_REQUEST_
Show every line below where "JSON" can be found.

Collection entries:
^^^^^^^^
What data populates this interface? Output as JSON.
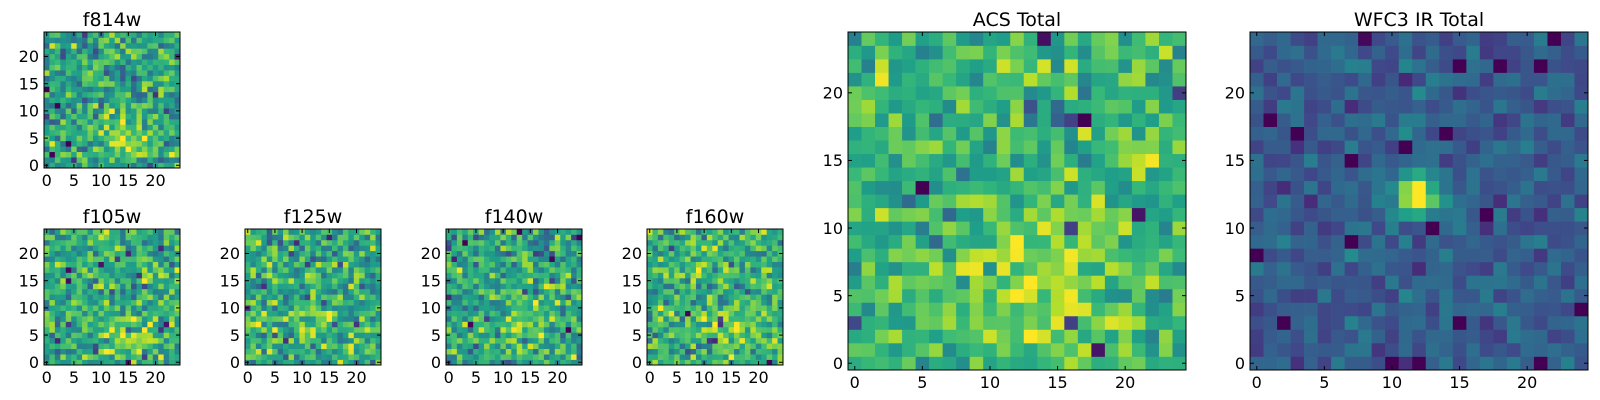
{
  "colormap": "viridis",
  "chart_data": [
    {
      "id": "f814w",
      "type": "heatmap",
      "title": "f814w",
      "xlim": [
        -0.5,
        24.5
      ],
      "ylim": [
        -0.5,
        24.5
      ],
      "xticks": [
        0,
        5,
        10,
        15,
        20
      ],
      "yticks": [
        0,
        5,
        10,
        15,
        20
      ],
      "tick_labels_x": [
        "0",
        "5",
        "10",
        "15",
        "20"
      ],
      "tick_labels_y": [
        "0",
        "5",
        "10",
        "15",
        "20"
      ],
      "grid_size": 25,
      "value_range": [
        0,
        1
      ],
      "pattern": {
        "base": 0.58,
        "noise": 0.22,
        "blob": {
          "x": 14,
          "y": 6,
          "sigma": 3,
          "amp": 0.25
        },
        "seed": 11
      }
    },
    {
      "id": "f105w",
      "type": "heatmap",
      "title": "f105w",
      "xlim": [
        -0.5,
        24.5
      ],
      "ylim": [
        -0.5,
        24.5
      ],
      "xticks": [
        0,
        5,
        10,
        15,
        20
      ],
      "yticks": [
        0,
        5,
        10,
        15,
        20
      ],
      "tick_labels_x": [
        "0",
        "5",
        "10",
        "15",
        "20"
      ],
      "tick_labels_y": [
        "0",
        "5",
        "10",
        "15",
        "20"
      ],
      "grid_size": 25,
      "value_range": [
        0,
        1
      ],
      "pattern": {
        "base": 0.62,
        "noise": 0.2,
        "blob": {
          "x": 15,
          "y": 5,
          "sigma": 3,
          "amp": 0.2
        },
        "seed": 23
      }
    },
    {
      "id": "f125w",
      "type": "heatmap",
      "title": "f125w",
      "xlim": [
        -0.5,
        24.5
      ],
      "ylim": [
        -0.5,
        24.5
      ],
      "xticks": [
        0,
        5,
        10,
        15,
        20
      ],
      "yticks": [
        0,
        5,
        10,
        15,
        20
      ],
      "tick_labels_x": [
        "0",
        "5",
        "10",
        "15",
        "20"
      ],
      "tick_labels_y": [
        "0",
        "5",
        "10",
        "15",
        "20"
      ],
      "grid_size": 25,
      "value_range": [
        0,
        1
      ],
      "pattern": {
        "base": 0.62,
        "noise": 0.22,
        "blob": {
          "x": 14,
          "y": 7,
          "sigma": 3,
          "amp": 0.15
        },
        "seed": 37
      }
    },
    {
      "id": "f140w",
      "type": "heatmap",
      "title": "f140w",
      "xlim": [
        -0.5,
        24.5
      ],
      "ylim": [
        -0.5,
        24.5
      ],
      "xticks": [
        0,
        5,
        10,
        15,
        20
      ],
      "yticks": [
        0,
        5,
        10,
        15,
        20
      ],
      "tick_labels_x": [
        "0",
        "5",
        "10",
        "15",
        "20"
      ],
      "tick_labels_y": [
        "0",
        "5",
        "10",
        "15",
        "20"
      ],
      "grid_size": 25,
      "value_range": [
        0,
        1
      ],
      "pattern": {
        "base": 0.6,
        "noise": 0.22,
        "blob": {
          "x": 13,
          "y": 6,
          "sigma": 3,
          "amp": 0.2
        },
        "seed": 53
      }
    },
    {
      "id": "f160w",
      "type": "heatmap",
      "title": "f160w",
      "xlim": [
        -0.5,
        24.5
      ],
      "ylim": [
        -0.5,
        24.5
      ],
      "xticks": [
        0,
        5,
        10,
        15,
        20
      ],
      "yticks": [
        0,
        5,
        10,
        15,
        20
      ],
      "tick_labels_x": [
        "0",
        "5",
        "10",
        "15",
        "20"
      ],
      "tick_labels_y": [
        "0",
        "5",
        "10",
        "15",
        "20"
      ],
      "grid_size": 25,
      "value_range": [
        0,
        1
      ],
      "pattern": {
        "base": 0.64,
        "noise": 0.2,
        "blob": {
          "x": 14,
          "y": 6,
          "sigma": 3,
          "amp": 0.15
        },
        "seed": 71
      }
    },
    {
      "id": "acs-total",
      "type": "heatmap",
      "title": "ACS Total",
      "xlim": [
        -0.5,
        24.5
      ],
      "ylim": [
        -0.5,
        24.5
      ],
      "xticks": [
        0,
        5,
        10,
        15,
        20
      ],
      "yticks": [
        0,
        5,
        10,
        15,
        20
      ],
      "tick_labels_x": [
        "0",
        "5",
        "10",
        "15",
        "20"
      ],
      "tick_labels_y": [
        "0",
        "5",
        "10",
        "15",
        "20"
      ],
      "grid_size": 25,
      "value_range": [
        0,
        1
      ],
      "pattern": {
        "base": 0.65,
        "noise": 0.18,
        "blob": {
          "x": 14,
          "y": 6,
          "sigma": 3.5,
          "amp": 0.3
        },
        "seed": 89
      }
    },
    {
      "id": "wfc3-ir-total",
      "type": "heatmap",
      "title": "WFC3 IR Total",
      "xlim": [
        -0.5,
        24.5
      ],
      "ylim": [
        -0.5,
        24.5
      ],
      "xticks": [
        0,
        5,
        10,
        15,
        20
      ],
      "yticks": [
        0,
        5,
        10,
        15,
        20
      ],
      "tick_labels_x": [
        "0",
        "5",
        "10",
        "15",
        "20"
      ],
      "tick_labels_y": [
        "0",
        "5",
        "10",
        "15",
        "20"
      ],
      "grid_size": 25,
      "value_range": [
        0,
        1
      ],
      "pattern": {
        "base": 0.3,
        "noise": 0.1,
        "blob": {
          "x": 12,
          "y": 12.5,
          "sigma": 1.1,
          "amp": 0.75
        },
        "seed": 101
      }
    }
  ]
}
^^^^^^^^
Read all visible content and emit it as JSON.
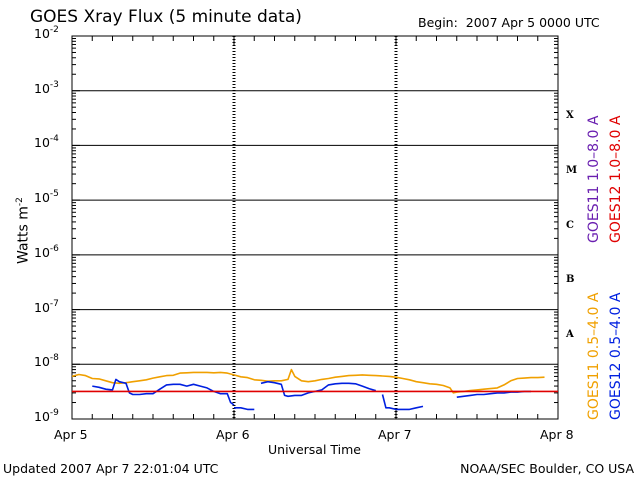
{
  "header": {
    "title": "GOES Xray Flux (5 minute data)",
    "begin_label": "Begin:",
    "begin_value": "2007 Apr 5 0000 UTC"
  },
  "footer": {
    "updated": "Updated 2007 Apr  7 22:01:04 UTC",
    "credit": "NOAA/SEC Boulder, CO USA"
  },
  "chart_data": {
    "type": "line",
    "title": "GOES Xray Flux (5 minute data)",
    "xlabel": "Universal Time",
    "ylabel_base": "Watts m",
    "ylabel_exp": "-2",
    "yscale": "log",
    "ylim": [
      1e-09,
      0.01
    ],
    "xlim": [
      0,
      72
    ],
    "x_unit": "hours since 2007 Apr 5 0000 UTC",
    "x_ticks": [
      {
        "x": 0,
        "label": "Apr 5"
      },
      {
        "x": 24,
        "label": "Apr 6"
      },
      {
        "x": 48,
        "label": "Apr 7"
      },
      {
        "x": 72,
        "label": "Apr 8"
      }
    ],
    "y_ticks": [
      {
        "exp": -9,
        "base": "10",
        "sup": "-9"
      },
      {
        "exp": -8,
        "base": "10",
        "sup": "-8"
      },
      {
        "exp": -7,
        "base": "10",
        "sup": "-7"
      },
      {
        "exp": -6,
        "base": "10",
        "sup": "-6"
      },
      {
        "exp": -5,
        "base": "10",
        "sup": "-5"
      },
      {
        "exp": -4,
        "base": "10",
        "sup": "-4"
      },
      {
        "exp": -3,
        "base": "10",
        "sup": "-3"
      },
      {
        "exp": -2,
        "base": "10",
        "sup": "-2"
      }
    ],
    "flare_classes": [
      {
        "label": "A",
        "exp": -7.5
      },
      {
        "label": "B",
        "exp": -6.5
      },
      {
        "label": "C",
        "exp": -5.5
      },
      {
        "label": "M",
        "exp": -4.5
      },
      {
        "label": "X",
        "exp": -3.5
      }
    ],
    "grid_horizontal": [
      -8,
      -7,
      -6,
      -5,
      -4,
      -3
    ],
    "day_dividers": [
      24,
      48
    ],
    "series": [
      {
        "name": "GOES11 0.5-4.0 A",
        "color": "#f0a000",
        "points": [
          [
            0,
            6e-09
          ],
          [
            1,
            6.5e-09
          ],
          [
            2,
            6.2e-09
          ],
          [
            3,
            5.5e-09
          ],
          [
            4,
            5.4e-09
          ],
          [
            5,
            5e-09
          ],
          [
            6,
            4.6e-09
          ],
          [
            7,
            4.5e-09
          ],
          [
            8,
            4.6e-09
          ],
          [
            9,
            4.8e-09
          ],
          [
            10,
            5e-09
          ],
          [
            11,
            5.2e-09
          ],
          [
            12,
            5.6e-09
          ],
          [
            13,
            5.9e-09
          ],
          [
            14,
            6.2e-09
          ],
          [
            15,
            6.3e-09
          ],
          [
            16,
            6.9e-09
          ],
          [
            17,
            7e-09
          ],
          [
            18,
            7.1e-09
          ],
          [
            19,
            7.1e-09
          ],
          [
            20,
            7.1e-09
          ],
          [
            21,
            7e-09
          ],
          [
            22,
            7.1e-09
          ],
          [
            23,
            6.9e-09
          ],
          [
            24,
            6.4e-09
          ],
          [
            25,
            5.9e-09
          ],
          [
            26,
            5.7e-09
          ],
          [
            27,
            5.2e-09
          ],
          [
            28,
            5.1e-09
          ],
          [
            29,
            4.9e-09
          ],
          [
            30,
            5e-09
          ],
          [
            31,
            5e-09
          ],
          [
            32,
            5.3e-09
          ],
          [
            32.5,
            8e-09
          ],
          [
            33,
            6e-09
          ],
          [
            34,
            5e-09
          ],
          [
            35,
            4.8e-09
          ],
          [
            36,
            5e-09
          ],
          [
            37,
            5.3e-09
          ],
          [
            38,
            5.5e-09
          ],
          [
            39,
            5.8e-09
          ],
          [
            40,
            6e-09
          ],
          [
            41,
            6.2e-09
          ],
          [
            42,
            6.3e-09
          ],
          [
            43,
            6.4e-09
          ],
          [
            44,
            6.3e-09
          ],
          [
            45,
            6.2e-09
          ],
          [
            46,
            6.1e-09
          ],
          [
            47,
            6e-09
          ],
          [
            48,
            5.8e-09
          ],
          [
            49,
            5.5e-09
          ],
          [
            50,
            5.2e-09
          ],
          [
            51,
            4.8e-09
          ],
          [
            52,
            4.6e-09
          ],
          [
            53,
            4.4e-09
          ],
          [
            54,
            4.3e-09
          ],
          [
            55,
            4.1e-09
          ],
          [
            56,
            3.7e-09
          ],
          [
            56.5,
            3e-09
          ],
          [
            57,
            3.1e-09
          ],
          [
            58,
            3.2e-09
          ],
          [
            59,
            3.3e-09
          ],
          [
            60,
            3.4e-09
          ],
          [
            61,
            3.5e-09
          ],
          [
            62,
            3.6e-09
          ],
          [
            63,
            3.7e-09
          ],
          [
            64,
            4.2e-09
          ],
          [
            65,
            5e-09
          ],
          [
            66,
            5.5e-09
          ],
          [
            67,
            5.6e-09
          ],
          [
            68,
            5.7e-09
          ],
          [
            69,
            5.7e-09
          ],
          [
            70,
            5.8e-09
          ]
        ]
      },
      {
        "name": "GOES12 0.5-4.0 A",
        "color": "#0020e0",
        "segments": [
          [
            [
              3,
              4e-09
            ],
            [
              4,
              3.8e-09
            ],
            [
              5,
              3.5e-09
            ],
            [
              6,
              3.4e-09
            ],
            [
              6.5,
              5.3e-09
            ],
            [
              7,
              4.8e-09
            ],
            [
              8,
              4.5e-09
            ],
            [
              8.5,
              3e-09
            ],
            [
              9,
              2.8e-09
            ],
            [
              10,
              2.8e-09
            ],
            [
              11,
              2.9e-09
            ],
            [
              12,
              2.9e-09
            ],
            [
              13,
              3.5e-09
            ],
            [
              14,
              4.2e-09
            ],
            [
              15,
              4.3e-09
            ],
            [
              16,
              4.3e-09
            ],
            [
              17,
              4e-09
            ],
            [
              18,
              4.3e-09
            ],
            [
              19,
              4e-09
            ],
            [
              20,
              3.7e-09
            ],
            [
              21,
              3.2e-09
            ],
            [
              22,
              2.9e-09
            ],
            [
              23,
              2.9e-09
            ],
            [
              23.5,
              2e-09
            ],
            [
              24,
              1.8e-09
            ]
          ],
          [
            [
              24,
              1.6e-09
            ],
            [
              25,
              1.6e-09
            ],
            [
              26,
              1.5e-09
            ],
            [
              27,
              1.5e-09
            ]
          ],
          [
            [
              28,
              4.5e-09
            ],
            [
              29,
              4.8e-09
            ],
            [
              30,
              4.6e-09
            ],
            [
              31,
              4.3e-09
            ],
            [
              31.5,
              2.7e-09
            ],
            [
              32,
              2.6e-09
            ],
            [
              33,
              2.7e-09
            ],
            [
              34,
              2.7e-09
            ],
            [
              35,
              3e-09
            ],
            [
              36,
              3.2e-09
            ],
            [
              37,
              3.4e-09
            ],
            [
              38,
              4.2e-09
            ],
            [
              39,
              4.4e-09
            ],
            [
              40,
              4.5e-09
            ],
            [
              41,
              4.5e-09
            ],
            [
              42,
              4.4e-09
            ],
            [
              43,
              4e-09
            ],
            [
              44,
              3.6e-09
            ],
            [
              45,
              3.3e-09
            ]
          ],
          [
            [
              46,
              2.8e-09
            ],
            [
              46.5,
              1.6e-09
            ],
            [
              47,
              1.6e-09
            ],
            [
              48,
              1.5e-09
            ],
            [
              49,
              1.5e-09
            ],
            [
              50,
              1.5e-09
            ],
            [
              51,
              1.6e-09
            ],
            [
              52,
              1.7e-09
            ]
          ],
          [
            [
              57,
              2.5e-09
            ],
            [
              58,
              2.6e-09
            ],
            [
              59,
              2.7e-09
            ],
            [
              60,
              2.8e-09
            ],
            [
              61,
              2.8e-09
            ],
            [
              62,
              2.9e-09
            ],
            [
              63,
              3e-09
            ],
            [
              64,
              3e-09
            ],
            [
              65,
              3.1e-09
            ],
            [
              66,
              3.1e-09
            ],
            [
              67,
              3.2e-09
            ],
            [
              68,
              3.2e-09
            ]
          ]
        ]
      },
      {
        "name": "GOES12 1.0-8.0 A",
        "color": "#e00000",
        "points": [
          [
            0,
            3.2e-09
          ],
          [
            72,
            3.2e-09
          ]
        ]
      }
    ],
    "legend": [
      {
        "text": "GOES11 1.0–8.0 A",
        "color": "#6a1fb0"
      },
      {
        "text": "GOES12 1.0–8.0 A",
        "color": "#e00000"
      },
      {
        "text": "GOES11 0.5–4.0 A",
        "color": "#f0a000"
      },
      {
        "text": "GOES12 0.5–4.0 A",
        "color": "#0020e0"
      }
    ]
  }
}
^^^^^^^^
_COMPLETE RESPONSE_
What data populates this interface? Output as JSON.
Read all visible content and emit it as JSON.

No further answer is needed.